Task brief =
In your copy, leave out the pictures; write out all the data exactly.

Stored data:
_ _ _ _

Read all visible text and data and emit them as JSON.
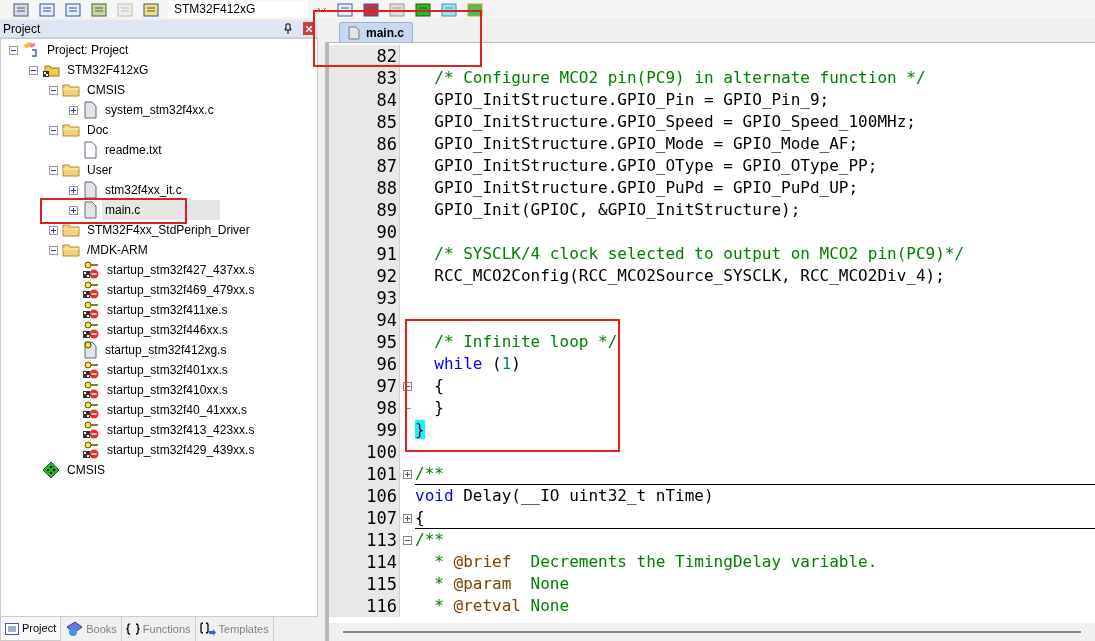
{
  "toolbar": {
    "target": "STM32F412xG"
  },
  "project_panel": {
    "title": "Project",
    "tree": [
      {
        "label": "Project: Project",
        "kind": "project",
        "expanded": true,
        "selected": false,
        "children": [
          {
            "label": "STM32F412xG",
            "kind": "target",
            "expanded": true,
            "selected": false,
            "children": [
              {
                "label": "CMSIS",
                "kind": "group",
                "expanded": true,
                "selected": false,
                "children": [
                  {
                    "label": "system_stm32f4xx.c",
                    "kind": "file",
                    "expanded": false,
                    "selected": false
                  }
                ]
              },
              {
                "label": "Doc",
                "kind": "group",
                "expanded": true,
                "selected": false,
                "children": [
                  {
                    "label": "readme.txt",
                    "kind": "text"
                  }
                ]
              },
              {
                "label": "User",
                "kind": "group",
                "expanded": true,
                "selected": false,
                "children": [
                  {
                    "label": "stm32f4xx_it.c",
                    "kind": "file",
                    "expanded": false,
                    "selected": false
                  },
                  {
                    "label": "main.c",
                    "kind": "file",
                    "expanded": false,
                    "selected": true
                  }
                ]
              },
              {
                "label": "STM32F4xx_StdPeriph_Driver",
                "kind": "group",
                "expanded": false,
                "selected": false
              },
              {
                "label": "/MDK-ARM",
                "kind": "group",
                "expanded": true,
                "selected": false,
                "children": [
                  {
                    "label": "startup_stm32f427_437xx.s",
                    "kind": "excluded"
                  },
                  {
                    "label": "startup_stm32f469_479xx.s",
                    "kind": "excluded"
                  },
                  {
                    "label": "startup_stm32f411xe.s",
                    "kind": "excluded"
                  },
                  {
                    "label": "startup_stm32f446xx.s",
                    "kind": "excluded"
                  },
                  {
                    "label": "startup_stm32f412xg.s",
                    "kind": "asm"
                  },
                  {
                    "label": "startup_stm32f401xx.s",
                    "kind": "excluded"
                  },
                  {
                    "label": "startup_stm32f410xx.s",
                    "kind": "excluded"
                  },
                  {
                    "label": "startup_stm32f40_41xxx.s",
                    "kind": "excluded"
                  },
                  {
                    "label": "startup_stm32f413_423xx.s",
                    "kind": "excluded"
                  },
                  {
                    "label": "startup_stm32f429_439xx.s",
                    "kind": "excluded"
                  }
                ]
              }
            ]
          },
          {
            "label": "CMSIS",
            "kind": "component"
          }
        ]
      }
    ],
    "tabs": [
      {
        "label": "Project",
        "kind": "project",
        "selected": true
      },
      {
        "label": "Books",
        "kind": "books",
        "selected": false
      },
      {
        "label": "Functions",
        "kind": "functions",
        "selected": false
      },
      {
        "label": "Templates",
        "kind": "templates",
        "selected": false
      }
    ]
  },
  "editor": {
    "tabs": [
      {
        "label": "main.c",
        "selected": true
      }
    ],
    "lines": [
      {
        "number": "82"
      },
      {
        "number": "83",
        "segments": [
          {
            "text": "  /* Configure MCO2 pin(PC9) in alternate function */",
            "kind": "comment"
          }
        ]
      },
      {
        "number": "84",
        "segments": [
          {
            "text": "  GPIO_InitStructure.GPIO_Pin = GPIO_Pin_9;",
            "kind": "plain"
          }
        ]
      },
      {
        "number": "85",
        "segments": [
          {
            "text": "  GPIO_InitStructure.GPIO_Speed = GPIO_Speed_100MHz;",
            "kind": "plain"
          }
        ]
      },
      {
        "number": "86",
        "segments": [
          {
            "text": "  GPIO_InitStructure.GPIO_Mode = GPIO_Mode_AF;",
            "kind": "plain"
          }
        ]
      },
      {
        "number": "87",
        "segments": [
          {
            "text": "  GPIO_InitStructure.GPIO_OType = GPIO_OType_PP;",
            "kind": "plain"
          }
        ]
      },
      {
        "number": "88",
        "segments": [
          {
            "text": "  GPIO_InitStructure.GPIO_PuPd = GPIO_PuPd_UP;",
            "kind": "plain"
          }
        ]
      },
      {
        "number": "89",
        "segments": [
          {
            "text": "  GPIO_Init(GPIOC, &GPIO_InitStructure);",
            "kind": "plain"
          }
        ]
      },
      {
        "number": "90"
      },
      {
        "number": "91",
        "segments": [
          {
            "text": "  /* SYSCLK/4 clock selected to output on MCO2 pin(PC9)*/",
            "kind": "comment"
          }
        ]
      },
      {
        "number": "92",
        "segments": [
          {
            "text": "  RCC_MCO2Config(RCC_MCO2Source_SYSCLK, RCC_MCO2Div_4);",
            "kind": "plain"
          }
        ]
      },
      {
        "number": "93"
      },
      {
        "number": "94"
      },
      {
        "number": "95",
        "segments": [
          {
            "text": "  /* Infinite loop */",
            "kind": "comment"
          }
        ]
      },
      {
        "number": "96",
        "segments": [
          {
            "text": "  while",
            "kind": "keyword"
          },
          {
            "text": " (",
            "kind": "plain"
          },
          {
            "text": "1",
            "kind": "number"
          },
          {
            "text": ")",
            "kind": "plain"
          }
        ]
      },
      {
        "number": "97",
        "fold": {
          "kind": "open"
        },
        "segments": [
          {
            "text": "  {",
            "kind": "plain"
          }
        ]
      },
      {
        "number": "98",
        "fold": {
          "kind": "end"
        },
        "segments": [
          {
            "text": "  }",
            "kind": "plain"
          }
        ]
      },
      {
        "number": "99",
        "segments": [
          {
            "text": "}",
            "kind": "brace-match"
          }
        ]
      },
      {
        "number": "100"
      },
      {
        "number": "101",
        "fold": {
          "kind": "collapsed"
        },
        "segments": [
          {
            "text": "/**",
            "kind": "comment"
          }
        ]
      },
      {
        "number": "106",
        "segments": [
          {
            "text": "void",
            "kind": "keyword"
          },
          {
            "text": " Delay(__IO uint32_t nTime)",
            "kind": "plain"
          }
        ]
      },
      {
        "number": "107",
        "fold": {
          "kind": "collapsed"
        },
        "segments": [
          {
            "text": "{",
            "kind": "plain"
          }
        ]
      },
      {
        "number": "113",
        "fold": {
          "kind": "open"
        },
        "segments": [
          {
            "text": "/**",
            "kind": "comment"
          }
        ]
      },
      {
        "number": "114",
        "segments": [
          {
            "text": "  * ",
            "kind": "comment"
          },
          {
            "text": "@brief",
            "kind": "doc-tag"
          },
          {
            "text": "  Decrements the TimingDelay variable.",
            "kind": "comment"
          }
        ]
      },
      {
        "number": "115",
        "segments": [
          {
            "text": "  * ",
            "kind": "comment"
          },
          {
            "text": "@param",
            "kind": "doc-tag"
          },
          {
            "text": "  None",
            "kind": "comment"
          }
        ]
      },
      {
        "number": "116",
        "segments": [
          {
            "text": "  * ",
            "kind": "comment"
          },
          {
            "text": "@retval",
            "kind": "doc-tag"
          },
          {
            "text": " None",
            "kind": "comment"
          }
        ]
      }
    ]
  }
}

_ _ _ _

Solution to the problem =
Read all visible text and data and emit them as JSON.
{
  "toolbar": {
    "target": "STM32F412xG"
  },
  "project_panel": {
    "title": "Project",
    "tree": [
      {
        "label": "Project: Project",
        "kind": "project",
        "expanded": true,
        "selected": false,
        "children": [
          {
            "label": "STM32F412xG",
            "kind": "target",
            "expanded": true,
            "selected": false,
            "children": [
              {
                "label": "CMSIS",
                "kind": "group",
                "expanded": true,
                "selected": false,
                "children": [
                  {
                    "label": "system_stm32f4xx.c",
                    "kind": "file",
                    "expanded": false,
                    "selected": false
                  }
                ]
              },
              {
                "label": "Doc",
                "kind": "group",
                "expanded": true,
                "selected": false,
                "children": [
                  {
                    "label": "readme.txt",
                    "kind": "text"
                  }
                ]
              },
              {
                "label": "User",
                "kind": "group",
                "expanded": true,
                "selected": false,
                "children": [
                  {
                    "label": "stm32f4xx_it.c",
                    "kind": "file",
                    "expanded": false,
                    "selected": false
                  },
                  {
                    "label": "main.c",
                    "kind": "file",
                    "expanded": false,
                    "selected": true
                  }
                ]
              },
              {
                "label": "STM32F4xx_StdPeriph_Driver",
                "kind": "group",
                "expanded": false,
                "selected": false
              },
              {
                "label": "/MDK-ARM",
                "kind": "group",
                "expanded": true,
                "selected": false,
                "children": [
                  {
                    "label": "startup_stm32f427_437xx.s",
                    "kind": "excluded"
                  },
                  {
                    "label": "startup_stm32f469_479xx.s",
                    "kind": "excluded"
                  },
                  {
                    "label": "startup_stm32f411xe.s",
                    "kind": "excluded"
                  },
                  {
                    "label": "startup_stm32f446xx.s",
                    "kind": "excluded"
                  },
                  {
                    "label": "startup_stm32f412xg.s",
                    "kind": "asm"
                  },
                  {
                    "label": "startup_stm32f401xx.s",
                    "kind": "excluded"
                  },
                  {
                    "label": "startup_stm32f410xx.s",
                    "kind": "excluded"
                  },
                  {
                    "label": "startup_stm32f40_41xxx.s",
                    "kind": "excluded"
                  },
                  {
                    "label": "startup_stm32f413_423xx.s",
                    "kind": "excluded"
                  },
                  {
                    "label": "startup_stm32f429_439xx.s",
                    "kind": "excluded"
                  }
                ]
              }
            ]
          },
          {
            "label": "CMSIS",
            "kind": "component"
          }
        ]
      }
    ],
    "tabs": [
      {
        "label": "Project",
        "kind": "project",
        "selected": true
      },
      {
        "label": "Books",
        "kind": "books",
        "selected": false
      },
      {
        "label": "Functions",
        "kind": "functions",
        "selected": false
      },
      {
        "label": "Templates",
        "kind": "templates",
        "selected": false
      }
    ]
  },
  "editor": {
    "tabs": [
      {
        "label": "main.c",
        "selected": true
      }
    ],
    "lines": [
      {
        "number": "82"
      },
      {
        "number": "83",
        "segments": [
          {
            "text": "  /* Configure MCO2 pin(PC9) in alternate function */",
            "kind": "comment"
          }
        ]
      },
      {
        "number": "84",
        "segments": [
          {
            "text": "  GPIO_InitStructure.GPIO_Pin = GPIO_Pin_9;",
            "kind": "plain"
          }
        ]
      },
      {
        "number": "85",
        "segments": [
          {
            "text": "  GPIO_InitStructure.GPIO_Speed = GPIO_Speed_100MHz;",
            "kind": "plain"
          }
        ]
      },
      {
        "number": "86",
        "segments": [
          {
            "text": "  GPIO_InitStructure.GPIO_Mode = GPIO_Mode_AF;",
            "kind": "plain"
          }
        ]
      },
      {
        "number": "87",
        "segments": [
          {
            "text": "  GPIO_InitStructure.GPIO_OType = GPIO_OType_PP;",
            "kind": "plain"
          }
        ]
      },
      {
        "number": "88",
        "segments": [
          {
            "text": "  GPIO_InitStructure.GPIO_PuPd = GPIO_PuPd_UP;",
            "kind": "plain"
          }
        ]
      },
      {
        "number": "89",
        "segments": [
          {
            "text": "  GPIO_Init(GPIOC, &GPIO_InitStructure);",
            "kind": "plain"
          }
        ]
      },
      {
        "number": "90"
      },
      {
        "number": "91",
        "segments": [
          {
            "text": "  /* SYSCLK/4 clock selected to output on MCO2 pin(PC9)*/",
            "kind": "comment"
          }
        ]
      },
      {
        "number": "92",
        "segments": [
          {
            "text": "  RCC_MCO2Config(RCC_MCO2Source_SYSCLK, RCC_MCO2Div_4);",
            "kind": "plain"
          }
        ]
      },
      {
        "number": "93"
      },
      {
        "number": "94"
      },
      {
        "number": "95",
        "segments": [
          {
            "text": "  /* Infinite loop */",
            "kind": "comment"
          }
        ]
      },
      {
        "number": "96",
        "segments": [
          {
            "text": "  while",
            "kind": "keyword"
          },
          {
            "text": " (",
            "kind": "plain"
          },
          {
            "text": "1",
            "kind": "number"
          },
          {
            "text": ")",
            "kind": "plain"
          }
        ]
      },
      {
        "number": "97",
        "fold": {
          "kind": "open"
        },
        "segments": [
          {
            "text": "  {",
            "kind": "plain"
          }
        ]
      },
      {
        "number": "98",
        "fold": {
          "kind": "end"
        },
        "segments": [
          {
            "text": "  }",
            "kind": "plain"
          }
        ]
      },
      {
        "number": "99",
        "segments": [
          {
            "text": "}",
            "kind": "brace-match"
          }
        ]
      },
      {
        "number": "100"
      },
      {
        "number": "101",
        "fold": {
          "kind": "collapsed"
        },
        "segments": [
          {
            "text": "/**",
            "kind": "comment"
          }
        ]
      },
      {
        "number": "106",
        "segments": [
          {
            "text": "void",
            "kind": "keyword"
          },
          {
            "text": " Delay(__IO uint32_t nTime)",
            "kind": "plain"
          }
        ]
      },
      {
        "number": "107",
        "fold": {
          "kind": "collapsed"
        },
        "segments": [
          {
            "text": "{",
            "kind": "plain"
          }
        ]
      },
      {
        "number": "113",
        "fold": {
          "kind": "open"
        },
        "segments": [
          {
            "text": "/**",
            "kind": "comment"
          }
        ]
      },
      {
        "number": "114",
        "segments": [
          {
            "text": "  * ",
            "kind": "comment"
          },
          {
            "text": "@brief",
            "kind": "doc-tag"
          },
          {
            "text": "  Decrements the TimingDelay variable.",
            "kind": "comment"
          }
        ]
      },
      {
        "number": "115",
        "segments": [
          {
            "text": "  * ",
            "kind": "comment"
          },
          {
            "text": "@param",
            "kind": "doc-tag"
          },
          {
            "text": "  None",
            "kind": "comment"
          }
        ]
      },
      {
        "number": "116",
        "segments": [
          {
            "text": "  * ",
            "kind": "comment"
          },
          {
            "text": "@retval",
            "kind": "doc-tag"
          },
          {
            "text": " None",
            "kind": "comment"
          }
        ]
      }
    ]
  }
}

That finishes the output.